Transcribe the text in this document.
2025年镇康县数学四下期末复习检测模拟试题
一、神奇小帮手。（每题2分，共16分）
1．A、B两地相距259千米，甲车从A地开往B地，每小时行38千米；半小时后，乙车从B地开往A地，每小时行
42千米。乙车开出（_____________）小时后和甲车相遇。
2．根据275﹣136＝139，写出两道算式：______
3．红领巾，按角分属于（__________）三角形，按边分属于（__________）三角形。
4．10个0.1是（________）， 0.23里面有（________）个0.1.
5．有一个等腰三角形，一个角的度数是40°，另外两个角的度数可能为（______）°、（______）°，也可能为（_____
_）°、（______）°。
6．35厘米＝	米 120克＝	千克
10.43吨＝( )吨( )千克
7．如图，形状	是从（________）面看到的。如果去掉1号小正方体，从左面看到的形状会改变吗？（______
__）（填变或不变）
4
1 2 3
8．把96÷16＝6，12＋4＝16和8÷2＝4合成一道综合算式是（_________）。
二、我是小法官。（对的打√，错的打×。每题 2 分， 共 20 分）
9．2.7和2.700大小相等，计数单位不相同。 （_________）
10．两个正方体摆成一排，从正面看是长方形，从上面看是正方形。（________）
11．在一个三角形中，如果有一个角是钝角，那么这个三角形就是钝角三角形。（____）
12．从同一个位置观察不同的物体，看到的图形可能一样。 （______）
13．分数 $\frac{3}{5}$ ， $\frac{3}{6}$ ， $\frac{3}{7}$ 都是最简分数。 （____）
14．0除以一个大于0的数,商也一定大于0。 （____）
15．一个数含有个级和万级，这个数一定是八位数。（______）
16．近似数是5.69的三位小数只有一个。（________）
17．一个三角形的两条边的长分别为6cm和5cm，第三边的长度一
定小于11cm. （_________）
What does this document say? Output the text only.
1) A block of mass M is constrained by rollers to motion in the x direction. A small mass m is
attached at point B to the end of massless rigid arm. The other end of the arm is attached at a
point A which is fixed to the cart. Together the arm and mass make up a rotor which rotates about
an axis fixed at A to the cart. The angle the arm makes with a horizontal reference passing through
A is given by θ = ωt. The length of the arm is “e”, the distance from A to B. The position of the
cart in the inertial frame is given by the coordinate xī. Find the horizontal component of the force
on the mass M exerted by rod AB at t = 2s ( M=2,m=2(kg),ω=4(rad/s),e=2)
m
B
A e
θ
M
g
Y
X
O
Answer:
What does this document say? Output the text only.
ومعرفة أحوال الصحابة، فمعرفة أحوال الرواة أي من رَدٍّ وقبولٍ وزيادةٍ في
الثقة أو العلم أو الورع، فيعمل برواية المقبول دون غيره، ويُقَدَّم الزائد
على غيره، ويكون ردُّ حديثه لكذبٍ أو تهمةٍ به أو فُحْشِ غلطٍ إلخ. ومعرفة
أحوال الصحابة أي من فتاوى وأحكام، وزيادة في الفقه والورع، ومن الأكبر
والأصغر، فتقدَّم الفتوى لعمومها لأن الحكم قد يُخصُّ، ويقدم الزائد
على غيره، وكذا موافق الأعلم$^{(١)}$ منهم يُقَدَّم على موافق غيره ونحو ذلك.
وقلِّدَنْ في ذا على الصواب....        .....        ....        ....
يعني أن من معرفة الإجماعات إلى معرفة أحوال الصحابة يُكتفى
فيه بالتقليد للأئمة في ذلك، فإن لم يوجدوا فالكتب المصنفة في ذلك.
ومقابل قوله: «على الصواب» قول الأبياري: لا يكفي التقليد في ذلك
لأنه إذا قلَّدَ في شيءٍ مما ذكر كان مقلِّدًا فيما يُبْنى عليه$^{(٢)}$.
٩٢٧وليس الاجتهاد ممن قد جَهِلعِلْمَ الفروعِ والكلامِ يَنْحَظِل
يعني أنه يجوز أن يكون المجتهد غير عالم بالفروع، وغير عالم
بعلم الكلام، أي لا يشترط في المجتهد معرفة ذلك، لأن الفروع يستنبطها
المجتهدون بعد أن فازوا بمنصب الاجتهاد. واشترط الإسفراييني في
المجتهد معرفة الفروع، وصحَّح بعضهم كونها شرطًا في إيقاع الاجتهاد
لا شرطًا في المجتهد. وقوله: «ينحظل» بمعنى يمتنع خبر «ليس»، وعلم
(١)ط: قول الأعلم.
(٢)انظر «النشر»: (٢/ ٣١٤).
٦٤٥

WHAT YOU HAVE TO DO: Track down every line holding the string "cart" and copy it.

THE SOLUTION:
point A which is fixed to the cart. Together the arm and mass make up a rotor which rotates about
an axis fixed at A to the cart. The angle the arm makes with a horizontal reference passing through
cart in the inertial frame is given by the coordinate xī. Find the horizontal component of the force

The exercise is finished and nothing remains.